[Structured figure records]
:::
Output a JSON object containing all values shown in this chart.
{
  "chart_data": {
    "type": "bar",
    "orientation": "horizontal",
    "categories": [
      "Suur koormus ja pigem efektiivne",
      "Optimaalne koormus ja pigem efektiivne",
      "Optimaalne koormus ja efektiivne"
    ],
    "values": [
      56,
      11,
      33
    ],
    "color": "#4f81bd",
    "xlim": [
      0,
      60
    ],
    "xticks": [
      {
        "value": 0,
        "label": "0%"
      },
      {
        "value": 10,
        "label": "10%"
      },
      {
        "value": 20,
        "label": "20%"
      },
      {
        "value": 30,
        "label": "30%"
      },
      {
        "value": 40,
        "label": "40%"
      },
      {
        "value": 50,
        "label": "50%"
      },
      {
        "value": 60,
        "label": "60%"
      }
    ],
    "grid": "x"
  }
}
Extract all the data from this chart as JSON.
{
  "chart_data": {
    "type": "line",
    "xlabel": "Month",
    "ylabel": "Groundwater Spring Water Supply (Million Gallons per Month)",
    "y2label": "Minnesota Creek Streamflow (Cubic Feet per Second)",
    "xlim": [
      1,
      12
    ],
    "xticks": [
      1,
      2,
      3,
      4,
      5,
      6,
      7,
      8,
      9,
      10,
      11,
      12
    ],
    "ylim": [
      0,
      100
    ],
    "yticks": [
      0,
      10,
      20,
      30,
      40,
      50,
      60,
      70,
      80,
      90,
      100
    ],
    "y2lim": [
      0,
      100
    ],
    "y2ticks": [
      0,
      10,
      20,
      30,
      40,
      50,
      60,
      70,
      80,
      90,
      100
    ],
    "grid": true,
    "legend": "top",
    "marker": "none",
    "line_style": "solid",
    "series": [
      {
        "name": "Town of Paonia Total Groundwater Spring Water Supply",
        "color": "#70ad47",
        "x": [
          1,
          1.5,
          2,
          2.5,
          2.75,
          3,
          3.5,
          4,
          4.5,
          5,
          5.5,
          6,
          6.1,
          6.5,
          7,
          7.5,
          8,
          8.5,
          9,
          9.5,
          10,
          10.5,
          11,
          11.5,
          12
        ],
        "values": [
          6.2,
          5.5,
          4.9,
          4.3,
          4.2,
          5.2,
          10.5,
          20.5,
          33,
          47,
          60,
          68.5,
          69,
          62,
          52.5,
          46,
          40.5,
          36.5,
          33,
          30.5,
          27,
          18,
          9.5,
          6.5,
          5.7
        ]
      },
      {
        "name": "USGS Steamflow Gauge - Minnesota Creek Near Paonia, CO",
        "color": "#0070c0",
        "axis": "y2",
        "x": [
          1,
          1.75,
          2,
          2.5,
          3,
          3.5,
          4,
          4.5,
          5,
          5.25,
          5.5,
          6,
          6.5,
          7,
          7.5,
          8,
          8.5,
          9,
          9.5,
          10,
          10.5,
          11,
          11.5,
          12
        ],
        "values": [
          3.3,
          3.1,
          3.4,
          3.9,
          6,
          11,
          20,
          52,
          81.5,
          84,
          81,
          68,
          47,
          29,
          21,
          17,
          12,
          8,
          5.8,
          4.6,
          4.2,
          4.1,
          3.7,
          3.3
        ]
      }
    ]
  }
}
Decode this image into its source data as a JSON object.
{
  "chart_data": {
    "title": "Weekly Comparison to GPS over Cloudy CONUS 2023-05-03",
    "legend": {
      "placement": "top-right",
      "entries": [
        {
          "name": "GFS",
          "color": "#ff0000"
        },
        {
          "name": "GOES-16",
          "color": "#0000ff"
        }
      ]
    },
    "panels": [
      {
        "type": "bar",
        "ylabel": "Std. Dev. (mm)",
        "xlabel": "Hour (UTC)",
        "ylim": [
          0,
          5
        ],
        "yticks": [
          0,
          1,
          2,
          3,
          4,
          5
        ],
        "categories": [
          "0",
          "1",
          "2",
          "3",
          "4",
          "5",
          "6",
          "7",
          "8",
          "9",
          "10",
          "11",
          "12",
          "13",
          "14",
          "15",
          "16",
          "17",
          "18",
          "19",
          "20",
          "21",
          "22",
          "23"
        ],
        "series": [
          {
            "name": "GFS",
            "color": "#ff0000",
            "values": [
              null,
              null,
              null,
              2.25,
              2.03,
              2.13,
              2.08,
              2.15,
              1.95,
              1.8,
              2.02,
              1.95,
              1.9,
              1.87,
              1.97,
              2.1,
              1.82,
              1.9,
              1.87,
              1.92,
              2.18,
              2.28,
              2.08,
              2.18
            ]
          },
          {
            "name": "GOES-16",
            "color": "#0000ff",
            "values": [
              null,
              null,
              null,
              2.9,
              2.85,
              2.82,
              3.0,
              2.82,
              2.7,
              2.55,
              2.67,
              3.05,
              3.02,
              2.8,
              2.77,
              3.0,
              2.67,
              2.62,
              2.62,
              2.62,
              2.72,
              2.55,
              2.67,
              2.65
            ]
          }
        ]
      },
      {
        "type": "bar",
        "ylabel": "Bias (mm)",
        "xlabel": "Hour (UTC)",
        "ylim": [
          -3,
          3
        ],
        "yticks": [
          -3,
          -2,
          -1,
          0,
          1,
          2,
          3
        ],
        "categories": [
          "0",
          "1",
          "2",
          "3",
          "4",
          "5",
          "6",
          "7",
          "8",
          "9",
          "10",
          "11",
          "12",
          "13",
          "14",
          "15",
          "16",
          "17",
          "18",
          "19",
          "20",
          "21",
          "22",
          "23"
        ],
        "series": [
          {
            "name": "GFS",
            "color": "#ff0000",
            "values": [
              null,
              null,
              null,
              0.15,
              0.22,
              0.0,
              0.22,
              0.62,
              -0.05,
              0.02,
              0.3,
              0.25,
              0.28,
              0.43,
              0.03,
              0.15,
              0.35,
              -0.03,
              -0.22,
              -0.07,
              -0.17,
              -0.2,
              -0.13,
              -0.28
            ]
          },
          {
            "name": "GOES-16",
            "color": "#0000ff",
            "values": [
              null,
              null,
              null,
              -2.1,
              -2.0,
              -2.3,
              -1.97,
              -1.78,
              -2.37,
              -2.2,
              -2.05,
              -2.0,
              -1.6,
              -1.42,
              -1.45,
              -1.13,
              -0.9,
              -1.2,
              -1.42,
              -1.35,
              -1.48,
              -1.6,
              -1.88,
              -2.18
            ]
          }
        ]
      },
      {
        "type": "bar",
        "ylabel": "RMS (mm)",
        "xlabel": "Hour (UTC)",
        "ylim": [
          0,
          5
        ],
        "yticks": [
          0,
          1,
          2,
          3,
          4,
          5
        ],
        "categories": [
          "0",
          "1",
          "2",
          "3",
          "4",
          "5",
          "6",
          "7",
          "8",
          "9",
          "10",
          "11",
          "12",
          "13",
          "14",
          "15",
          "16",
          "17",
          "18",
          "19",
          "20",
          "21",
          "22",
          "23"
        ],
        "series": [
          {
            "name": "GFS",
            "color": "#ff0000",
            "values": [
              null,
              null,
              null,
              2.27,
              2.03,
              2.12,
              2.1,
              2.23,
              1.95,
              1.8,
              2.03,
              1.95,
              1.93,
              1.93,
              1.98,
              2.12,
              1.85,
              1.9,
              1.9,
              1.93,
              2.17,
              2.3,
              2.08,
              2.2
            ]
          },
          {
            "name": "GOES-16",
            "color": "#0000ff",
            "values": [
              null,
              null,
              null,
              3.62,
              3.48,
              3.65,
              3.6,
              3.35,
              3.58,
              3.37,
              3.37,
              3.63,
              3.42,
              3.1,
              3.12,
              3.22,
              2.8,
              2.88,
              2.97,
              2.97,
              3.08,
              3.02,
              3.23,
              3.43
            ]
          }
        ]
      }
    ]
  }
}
:::
Goal: Which lines hold the word "Spring"? Copy each of them from the records.

Response to this exercise:
    "ylabel": "Groundwater Spring Water Supply (Million Gallons per Month)",
        "name": "Town of Paonia Total Groundwater Spring Water Supply",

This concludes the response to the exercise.